#### [Aim of the task]
Output the full listing below exactly as it reads, and skip anything that is a picture.

Extracted data entries:
^^^^^^^^

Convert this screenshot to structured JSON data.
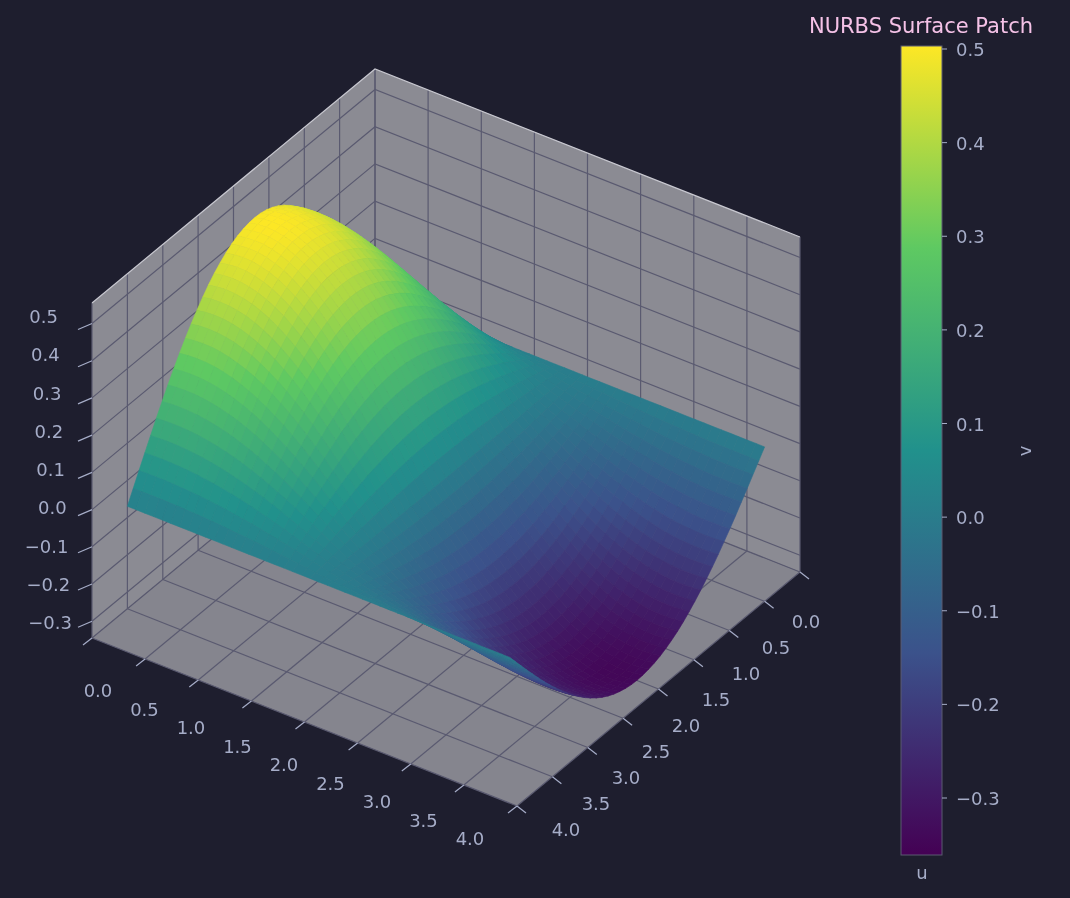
{
  "title": "NURBS Surface Patch",
  "plot": {
    "z_ticks": [
      "0.5",
      "0.4",
      "0.3",
      "0.2",
      "0.1",
      "0.0",
      "−0.1",
      "−0.2",
      "−0.3"
    ],
    "x_ticks": [
      "0.0",
      "0.5",
      "1.0",
      "1.5",
      "2.0",
      "2.5",
      "3.0",
      "3.5",
      "4.0"
    ],
    "y_ticks": [
      "0.0",
      "0.5",
      "1.0",
      "1.5",
      "2.0",
      "2.5",
      "3.0",
      "3.5",
      "4.0"
    ]
  },
  "colorbar": {
    "ticks": [
      "0.5",
      "0.4",
      "0.3",
      "0.2",
      "0.1",
      "0.0",
      "−0.1",
      "−0.2",
      "−0.3"
    ],
    "label": "v",
    "bottom_label": "u"
  }
}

^^^^^^^^

#### [Finished task]
Convert this screenshot to structured JSON data.
{
  "title": "NURBS Surface Patch",
  "plot": {
    "z_ticks": [
      "0.5",
      "0.4",
      "0.3",
      "0.2",
      "0.1",
      "0.0",
      "−0.1",
      "−0.2",
      "−0.3"
    ],
    "x_ticks": [
      "0.0",
      "0.5",
      "1.0",
      "1.5",
      "2.0",
      "2.5",
      "3.0",
      "3.5",
      "4.0"
    ],
    "y_ticks": [
      "0.0",
      "0.5",
      "1.0",
      "1.5",
      "2.0",
      "2.5",
      "3.0",
      "3.5",
      "4.0"
    ]
  },
  "colorbar": {
    "ticks": [
      "0.5",
      "0.4",
      "0.3",
      "0.2",
      "0.1",
      "0.0",
      "−0.1",
      "−0.2",
      "−0.3"
    ],
    "label": "v",
    "bottom_label": "u"
  }
}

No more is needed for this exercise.